PROBLEM TO WORK ON:
In the CompassVerifier article, how many responses does VerifierBench contain?

TEXT:
-=-=-

CompassVerifier: A New Benchmark And Robust Model To Revolutionize LLM Solution Verification

3 main points
✔️ VerifierBench and CompassVerifier are proposed to overcome the limitations of conventional verification methods
✔️ CompassVerifier judges various answers including mathematical expressions, multi-stage reasoning, and invalid answers with high accuracy
✔️ Experiments show that it outperforms existing LLMs and verifiers, and its effectiveness as a reward CompassVerifier outperforms existing LLMs and verifiers, and is validated as a reward model.

CompassVerifier: A Unified and Robust Verifier for LLMs Evaluation and Outcome Reward
written by Shudong LiuHongwei LiuJunnan LiuLinchen XiaoSongyang GaoChengqi LyuYuzhe GuWenwei ZhangDerek F. WongSongyang ZhangKai Chen
(Submitted on 5 Aug 2025)
Comments: Technical Report; 31 Pages

Subjects: Computation and Language (cs.CL); Artificial Intelligence (cs.AI)

The images used in this article are from the paper, the introductory slides, or were created based on them.

Summary

This paper focuses on "answer verification," which is essential for evaluating the performance of LLMs and designing rewards in reinforcement learning.

Conventional verification methods have been based on simple string matching using regular expressions or using generic LLMs as judges.
However, the former requires rule customization and is inflexible, while the latter requires task-specific prompt adjustment and carries a high risk of illusions and false positives.
Another major limitation was the lack of a comprehensive benchmark that could evaluate complex problems and diverse solution formats across the board.

To address these issues, the authors built a new evaluation platform called VerifierBench and developed a lightweight and highly accurate verification model called CompassVerifier.
This enables answer verification across multiple domains, including mathematics, knowledge, and reasoning, and presents a robust framework that can accurately identify not only incorrect answers but also invalid responses.

Proposed Methodology

The method proposed by the authors consists of two pillars.

The first is VerifierBench.
This is a benchmark of over 1.3 million responses collected from over 50 models and 15 datasets, maintained through multi-step automated validation and expert annotation. In addition to correct and incorrect responses, invalid responses (incomplete, repetitive, rejected responses, etc.) are clearly labeled, allowing for more precise performance evaluation than previously possible.

The second is CompassVerifier .
This model is based on VerifierBench and is enhanced by three extensions.

-=-=-

RECORDED DATA:

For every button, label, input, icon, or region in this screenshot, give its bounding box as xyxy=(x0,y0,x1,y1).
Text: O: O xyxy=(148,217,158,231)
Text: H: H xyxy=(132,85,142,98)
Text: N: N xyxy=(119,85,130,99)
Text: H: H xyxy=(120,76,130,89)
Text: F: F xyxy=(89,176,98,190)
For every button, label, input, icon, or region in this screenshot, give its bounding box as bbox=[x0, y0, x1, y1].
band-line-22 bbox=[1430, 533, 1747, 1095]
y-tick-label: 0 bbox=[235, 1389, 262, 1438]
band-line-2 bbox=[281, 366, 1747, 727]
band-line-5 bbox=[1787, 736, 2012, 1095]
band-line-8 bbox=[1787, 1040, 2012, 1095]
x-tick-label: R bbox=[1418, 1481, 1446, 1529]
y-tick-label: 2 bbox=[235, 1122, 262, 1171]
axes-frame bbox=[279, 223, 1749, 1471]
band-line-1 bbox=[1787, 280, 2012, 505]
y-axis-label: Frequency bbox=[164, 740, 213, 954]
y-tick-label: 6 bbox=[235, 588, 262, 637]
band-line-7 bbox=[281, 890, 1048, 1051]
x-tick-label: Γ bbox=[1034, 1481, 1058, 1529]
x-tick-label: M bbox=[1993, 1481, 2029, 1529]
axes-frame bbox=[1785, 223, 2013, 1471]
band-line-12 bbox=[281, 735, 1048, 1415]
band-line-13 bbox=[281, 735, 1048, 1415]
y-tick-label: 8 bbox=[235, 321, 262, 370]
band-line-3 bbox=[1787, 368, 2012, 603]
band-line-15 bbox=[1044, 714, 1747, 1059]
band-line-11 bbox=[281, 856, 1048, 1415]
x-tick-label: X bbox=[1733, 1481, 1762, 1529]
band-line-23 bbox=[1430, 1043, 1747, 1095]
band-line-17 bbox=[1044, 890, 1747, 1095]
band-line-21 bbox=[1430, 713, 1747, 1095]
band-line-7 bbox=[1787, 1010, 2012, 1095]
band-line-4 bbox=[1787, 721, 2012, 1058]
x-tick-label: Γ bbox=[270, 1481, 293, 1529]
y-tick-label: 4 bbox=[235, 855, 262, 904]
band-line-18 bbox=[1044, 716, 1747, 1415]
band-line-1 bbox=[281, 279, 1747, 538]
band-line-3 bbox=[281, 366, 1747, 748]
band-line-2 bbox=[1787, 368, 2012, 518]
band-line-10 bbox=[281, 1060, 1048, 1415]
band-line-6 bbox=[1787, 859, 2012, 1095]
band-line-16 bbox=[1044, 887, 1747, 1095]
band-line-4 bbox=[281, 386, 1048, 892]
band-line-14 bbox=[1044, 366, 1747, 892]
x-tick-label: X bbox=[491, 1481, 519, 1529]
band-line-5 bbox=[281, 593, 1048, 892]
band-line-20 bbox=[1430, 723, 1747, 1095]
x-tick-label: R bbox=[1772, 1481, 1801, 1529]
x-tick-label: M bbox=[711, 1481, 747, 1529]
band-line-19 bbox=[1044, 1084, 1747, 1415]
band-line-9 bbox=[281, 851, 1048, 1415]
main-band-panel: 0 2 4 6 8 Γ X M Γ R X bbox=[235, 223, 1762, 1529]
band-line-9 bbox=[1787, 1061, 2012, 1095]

-=-=-

OUTPUT BELOW:
Over 1.3 million responses.